- PROBLEM STATEMENT
Report the number of lines that include "江苏南京", with no additional text.

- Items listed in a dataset
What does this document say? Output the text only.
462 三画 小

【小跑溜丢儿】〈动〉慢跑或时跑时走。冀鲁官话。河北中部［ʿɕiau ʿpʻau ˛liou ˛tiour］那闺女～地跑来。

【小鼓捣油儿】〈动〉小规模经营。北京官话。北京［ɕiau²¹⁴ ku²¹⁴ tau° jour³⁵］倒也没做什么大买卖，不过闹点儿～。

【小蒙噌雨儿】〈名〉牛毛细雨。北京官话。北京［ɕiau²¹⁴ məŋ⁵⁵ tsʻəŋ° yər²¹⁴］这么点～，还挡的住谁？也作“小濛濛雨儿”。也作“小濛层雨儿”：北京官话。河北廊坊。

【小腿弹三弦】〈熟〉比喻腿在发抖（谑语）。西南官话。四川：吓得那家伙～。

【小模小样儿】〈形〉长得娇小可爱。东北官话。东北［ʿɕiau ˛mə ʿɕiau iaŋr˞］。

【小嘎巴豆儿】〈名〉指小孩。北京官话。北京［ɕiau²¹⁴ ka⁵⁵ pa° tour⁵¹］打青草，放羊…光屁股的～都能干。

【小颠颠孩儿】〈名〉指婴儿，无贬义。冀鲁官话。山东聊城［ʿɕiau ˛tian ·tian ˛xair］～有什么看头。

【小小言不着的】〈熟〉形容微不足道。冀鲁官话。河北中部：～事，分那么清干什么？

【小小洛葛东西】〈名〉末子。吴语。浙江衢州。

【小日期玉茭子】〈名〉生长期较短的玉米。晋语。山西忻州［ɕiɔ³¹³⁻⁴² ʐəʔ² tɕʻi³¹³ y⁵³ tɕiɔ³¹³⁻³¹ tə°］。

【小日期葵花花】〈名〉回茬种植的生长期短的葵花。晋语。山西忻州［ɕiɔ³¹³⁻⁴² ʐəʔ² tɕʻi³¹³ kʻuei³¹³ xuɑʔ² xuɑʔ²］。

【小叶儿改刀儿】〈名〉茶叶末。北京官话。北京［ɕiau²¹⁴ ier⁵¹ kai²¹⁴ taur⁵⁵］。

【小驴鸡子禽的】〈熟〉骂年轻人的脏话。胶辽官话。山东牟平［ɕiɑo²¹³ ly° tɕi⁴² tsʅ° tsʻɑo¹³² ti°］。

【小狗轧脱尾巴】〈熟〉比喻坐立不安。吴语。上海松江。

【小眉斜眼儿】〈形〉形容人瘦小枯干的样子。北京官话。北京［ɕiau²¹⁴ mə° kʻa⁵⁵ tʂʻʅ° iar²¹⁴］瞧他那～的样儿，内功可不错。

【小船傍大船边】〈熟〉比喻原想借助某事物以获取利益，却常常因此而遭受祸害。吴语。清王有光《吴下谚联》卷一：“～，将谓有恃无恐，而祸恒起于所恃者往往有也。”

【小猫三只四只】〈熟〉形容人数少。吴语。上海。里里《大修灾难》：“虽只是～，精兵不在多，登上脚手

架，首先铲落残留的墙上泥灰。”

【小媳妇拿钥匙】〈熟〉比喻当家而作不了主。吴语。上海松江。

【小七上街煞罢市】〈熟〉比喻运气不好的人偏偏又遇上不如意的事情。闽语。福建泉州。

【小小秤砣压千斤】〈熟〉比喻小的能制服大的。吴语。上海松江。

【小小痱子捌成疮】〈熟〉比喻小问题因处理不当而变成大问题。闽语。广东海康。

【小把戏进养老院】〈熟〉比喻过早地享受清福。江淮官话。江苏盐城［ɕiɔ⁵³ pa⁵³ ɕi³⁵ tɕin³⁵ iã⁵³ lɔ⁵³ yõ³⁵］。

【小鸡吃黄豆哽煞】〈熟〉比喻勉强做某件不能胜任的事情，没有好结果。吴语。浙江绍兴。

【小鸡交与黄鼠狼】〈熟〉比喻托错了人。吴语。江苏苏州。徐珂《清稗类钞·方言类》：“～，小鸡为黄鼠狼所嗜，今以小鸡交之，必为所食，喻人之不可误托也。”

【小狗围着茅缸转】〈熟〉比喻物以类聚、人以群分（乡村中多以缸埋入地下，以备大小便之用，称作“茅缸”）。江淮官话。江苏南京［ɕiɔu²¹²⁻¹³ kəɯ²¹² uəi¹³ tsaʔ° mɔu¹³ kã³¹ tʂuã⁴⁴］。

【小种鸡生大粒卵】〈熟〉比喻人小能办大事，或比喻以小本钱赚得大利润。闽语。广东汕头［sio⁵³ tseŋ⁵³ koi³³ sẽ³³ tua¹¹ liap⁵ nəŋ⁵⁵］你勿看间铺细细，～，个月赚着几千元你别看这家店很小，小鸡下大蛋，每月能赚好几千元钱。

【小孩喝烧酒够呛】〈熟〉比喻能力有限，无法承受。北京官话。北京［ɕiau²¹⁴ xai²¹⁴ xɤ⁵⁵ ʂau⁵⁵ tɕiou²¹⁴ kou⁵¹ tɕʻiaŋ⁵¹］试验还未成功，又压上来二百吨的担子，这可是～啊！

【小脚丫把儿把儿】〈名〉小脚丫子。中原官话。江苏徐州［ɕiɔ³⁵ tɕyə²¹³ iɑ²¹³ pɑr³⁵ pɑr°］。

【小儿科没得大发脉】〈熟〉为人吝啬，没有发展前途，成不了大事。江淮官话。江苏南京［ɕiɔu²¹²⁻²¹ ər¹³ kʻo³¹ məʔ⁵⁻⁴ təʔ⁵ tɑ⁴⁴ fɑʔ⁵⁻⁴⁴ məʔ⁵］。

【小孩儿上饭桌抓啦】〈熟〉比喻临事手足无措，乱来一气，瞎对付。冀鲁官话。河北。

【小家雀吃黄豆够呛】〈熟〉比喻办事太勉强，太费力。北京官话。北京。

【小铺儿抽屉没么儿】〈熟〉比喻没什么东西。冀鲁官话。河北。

- EXERCISE ANSWER
2